Written instruction:
Reproduce the records below exactly as they appear.

Data to use:

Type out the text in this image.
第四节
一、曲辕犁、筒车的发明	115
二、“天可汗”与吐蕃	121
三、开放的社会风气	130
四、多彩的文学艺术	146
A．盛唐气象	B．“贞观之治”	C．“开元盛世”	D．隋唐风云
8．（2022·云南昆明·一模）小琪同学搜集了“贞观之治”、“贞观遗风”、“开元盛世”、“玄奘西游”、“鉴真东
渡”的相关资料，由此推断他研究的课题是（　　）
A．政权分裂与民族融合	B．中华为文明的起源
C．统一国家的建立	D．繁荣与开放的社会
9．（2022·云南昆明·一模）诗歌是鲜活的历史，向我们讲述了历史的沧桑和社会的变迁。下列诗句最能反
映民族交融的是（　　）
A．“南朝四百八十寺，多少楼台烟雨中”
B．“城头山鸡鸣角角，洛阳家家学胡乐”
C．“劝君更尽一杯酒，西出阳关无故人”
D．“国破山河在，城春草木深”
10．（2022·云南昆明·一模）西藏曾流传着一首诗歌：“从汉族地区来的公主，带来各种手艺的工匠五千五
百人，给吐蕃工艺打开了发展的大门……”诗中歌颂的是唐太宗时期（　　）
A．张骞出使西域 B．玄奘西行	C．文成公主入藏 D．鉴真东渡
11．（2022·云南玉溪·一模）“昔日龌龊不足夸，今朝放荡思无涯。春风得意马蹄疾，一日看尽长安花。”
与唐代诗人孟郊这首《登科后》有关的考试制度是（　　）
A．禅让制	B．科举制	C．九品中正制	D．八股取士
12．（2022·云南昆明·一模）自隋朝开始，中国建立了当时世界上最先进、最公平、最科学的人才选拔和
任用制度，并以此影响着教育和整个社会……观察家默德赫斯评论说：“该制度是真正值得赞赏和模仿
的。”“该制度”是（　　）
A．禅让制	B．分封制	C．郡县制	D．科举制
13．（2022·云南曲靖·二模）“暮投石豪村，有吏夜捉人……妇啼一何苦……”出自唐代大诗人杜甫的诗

Written solution:
Type out the text in this image.
第四节
一、曲辕犁、筒车的发明	115
二、“天可汗”与吐蕃	121
三、开放的社会风气	130
四、多彩的文学艺术	146
A．盛唐气象	B．“贞观之治”	C．“开元盛世”	D．隋唐风云
8．（2022·云南昆明·一模）小琪同学搜集了“贞观之治”、“贞观遗风”、“开元盛世”、“玄奘西游”、“鉴真东
渡”的相关资料，由此推断他研究的课题是（　　）
A．政权分裂与民族融合	B．中华为文明的起源
C．统一国家的建立	D．繁荣与开放的社会
9．（2022·云南昆明·一模）诗歌是鲜活的历史，向我们讲述了历史的沧桑和社会的变迁。下列诗句最能反
映民族交融的是（　　）
A．“南朝四百八十寺，多少楼台烟雨中”
B．“城头山鸡鸣角角，洛阳家家学胡乐”
C．“劝君更尽一杯酒，西出阳关无故人”
D．“国破山河在，城春草木深”
10．（2022·云南昆明·一模）西藏曾流传着一首诗歌：“从汉族地区来的公主，带来各种手艺的工匠五千五
百人，给吐蕃工艺打开了发展的大门……”诗中歌颂的是唐太宗时期（　　）
A．张骞出使西域 B．玄奘西行	C．文成公主入藏 D．鉴真东渡
11．（2022·云南玉溪·一模）“昔日龌龊不足夸，今朝放荡思无涯。春风得意马蹄疾，一日看尽长安花。”
与唐代诗人孟郊这首《登科后》有关的考试制度是（　　）
A．禅让制	B．科举制	C．九品中正制	D．八股取士
12．（2022·云南昆明·一模）自隋朝开始，中国建立了当时世界上最先进、最公平、最科学的人才选拔和
任用制度，并以此影响着教育和整个社会……观察家默德赫斯评论说：“该制度是真正值得赞赏和模仿
的。”“该制度”是（　　）
A．禅让制	B．分封制	C．郡县制	D．科举制
13．（2022·云南曲靖·二模）“暮投石豪村，有吏夜捉人……妇啼一何苦……”出自唐代大诗人杜甫的诗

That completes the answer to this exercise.